Exercise text
──────────
It's like trying to write a portable program in assembly
language.  There just ain't any sense in it, and whatever benefit
there is is very short term and not worth the time, energy, and
money invested in it.  A $5,000 laser printer is cheap compared to
a good programmer's time, and I'm awfully tired of reading about
it.  I suppose that in fairness, maybe other people are getting
something out of the conjecture, opinion, and misspellings that
I have missed and that I shouldn't complain, but I will anyway.

Now, on to other things.  Someone asked why PostScript was
designed the way it was, and somebody else asked how one might
be able to print a 1 megabyte file or something very big.  Well,
they have the same answer, really.  PostScript is interpreted
and stack-based so that it can be executed on the fly directly
from the input stream, without having to buffer lots of stuff
or maintain much state in the interpreter.  The program doesn't
have to all fit into memory at once.  You can execute arbitrarily
large programs that way, and that's why it was done.
──────────
Exercise requirements
1) According to the PostScript passage, why is PostScript interpreted and stack-based?
2) Please copy everything in the PostScript passage from "It's like trying" down to "I will anyway.".

Dataset records
──────────
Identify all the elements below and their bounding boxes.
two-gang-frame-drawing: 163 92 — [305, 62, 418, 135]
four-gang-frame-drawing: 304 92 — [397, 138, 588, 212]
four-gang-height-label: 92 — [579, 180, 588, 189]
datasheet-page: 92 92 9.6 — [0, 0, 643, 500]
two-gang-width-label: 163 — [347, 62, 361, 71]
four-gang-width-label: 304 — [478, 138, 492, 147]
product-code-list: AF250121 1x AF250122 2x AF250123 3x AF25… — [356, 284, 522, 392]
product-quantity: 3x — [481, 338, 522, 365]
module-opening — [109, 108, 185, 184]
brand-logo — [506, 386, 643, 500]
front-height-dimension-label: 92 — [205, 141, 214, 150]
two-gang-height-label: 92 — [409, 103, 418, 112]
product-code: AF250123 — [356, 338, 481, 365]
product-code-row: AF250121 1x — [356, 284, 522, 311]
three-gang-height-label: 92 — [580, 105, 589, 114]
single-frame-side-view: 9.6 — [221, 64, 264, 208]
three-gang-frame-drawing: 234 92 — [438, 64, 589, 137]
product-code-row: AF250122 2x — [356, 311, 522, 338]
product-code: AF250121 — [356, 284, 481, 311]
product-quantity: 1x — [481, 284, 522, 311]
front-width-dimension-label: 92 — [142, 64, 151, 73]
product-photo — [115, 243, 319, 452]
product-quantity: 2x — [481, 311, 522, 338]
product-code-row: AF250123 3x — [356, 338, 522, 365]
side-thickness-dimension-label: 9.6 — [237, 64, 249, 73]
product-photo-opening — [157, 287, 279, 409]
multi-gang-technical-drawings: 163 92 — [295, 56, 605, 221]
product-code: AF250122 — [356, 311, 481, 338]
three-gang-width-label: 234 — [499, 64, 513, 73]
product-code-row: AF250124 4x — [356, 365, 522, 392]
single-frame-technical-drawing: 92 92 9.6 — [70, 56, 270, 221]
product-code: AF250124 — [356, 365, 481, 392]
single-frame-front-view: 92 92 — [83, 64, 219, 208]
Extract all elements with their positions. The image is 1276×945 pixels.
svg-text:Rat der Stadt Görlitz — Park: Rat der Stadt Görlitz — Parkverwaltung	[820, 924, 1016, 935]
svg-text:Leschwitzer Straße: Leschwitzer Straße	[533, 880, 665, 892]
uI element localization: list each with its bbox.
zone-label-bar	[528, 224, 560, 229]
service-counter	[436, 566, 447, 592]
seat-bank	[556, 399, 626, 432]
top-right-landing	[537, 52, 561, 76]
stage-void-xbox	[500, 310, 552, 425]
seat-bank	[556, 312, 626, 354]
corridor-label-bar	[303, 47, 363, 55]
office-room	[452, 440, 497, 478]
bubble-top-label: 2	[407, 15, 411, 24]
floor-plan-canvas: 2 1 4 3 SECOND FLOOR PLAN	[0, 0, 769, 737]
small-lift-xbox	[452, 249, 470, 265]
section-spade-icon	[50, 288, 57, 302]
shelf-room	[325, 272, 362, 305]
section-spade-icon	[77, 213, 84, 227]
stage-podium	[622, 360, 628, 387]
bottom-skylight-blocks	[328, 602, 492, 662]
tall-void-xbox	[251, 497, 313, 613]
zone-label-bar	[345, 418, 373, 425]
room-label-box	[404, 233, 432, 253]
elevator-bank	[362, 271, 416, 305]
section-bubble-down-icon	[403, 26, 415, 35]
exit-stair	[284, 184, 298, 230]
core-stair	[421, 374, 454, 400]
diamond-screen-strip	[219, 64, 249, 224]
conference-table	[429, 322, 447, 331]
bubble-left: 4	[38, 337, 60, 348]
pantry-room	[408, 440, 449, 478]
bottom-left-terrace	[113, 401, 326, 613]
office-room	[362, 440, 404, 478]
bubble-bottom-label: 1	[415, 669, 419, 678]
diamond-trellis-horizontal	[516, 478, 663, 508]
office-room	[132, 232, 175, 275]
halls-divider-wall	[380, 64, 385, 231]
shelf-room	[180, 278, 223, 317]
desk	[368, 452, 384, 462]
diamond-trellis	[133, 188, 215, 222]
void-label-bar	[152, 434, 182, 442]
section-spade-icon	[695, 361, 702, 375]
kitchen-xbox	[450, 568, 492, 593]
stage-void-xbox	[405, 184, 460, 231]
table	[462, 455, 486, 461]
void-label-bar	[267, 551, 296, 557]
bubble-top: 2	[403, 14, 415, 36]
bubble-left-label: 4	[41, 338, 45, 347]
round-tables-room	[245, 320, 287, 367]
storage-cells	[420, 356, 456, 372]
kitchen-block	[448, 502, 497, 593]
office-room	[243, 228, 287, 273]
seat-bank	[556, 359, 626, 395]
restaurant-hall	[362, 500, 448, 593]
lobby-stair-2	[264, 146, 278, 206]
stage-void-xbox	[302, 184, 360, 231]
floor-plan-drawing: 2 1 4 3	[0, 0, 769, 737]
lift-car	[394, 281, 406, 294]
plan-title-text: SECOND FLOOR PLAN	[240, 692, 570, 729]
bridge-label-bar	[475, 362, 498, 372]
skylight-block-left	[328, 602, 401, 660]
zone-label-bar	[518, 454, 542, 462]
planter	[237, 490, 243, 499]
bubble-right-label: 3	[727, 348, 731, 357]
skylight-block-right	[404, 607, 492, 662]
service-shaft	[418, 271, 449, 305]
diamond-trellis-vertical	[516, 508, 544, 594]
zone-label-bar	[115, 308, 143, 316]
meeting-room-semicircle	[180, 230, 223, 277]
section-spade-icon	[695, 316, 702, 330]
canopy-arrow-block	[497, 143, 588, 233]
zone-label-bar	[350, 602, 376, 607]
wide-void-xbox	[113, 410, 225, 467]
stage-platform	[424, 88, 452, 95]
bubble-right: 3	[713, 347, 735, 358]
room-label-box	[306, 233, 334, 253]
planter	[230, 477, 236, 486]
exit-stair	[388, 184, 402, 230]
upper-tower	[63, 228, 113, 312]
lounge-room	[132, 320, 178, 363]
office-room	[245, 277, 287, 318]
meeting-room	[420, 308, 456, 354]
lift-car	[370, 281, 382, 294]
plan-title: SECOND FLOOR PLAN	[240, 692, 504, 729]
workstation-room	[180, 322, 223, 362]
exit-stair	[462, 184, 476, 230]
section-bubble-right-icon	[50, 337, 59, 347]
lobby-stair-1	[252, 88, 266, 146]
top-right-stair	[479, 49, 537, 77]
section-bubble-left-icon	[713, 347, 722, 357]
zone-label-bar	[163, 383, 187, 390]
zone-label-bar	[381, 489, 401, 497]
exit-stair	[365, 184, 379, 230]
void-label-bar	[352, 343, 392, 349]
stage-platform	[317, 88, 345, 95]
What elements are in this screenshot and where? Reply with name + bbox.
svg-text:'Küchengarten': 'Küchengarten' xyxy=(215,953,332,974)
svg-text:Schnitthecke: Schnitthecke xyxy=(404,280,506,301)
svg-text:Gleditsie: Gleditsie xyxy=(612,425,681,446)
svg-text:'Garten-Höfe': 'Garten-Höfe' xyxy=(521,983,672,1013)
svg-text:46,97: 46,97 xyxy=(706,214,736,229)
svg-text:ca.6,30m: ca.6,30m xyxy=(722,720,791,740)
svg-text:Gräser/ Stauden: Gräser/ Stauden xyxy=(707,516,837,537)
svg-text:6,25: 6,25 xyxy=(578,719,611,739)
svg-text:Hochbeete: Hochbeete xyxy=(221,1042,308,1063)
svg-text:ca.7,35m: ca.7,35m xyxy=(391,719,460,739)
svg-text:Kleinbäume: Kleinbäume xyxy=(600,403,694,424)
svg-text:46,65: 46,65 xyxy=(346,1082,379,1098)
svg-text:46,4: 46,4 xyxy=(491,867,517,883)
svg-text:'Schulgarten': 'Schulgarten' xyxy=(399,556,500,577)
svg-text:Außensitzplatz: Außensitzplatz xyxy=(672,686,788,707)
──────────
Answers to the exercise
1) So that it can be executed on the fly directly from the input stream, without having to buffer lots of stuff or maintain much state in the interpreter.

2)
It's like trying to write a portable program in assembly
language.  There just ain't any sense in it, and whatever benefit
there is is very short term and not worth the time, energy, and
money invested in it.  A $5,000 laser printer is cheap compared to
a good programmer's time, and I'm awfully tired of reading about
it.  I suppose that in fairness, maybe other people are getting
something out of the conjecture, opinion, and misspellings that
I have missed and that I shouldn't complain, but I will anyway.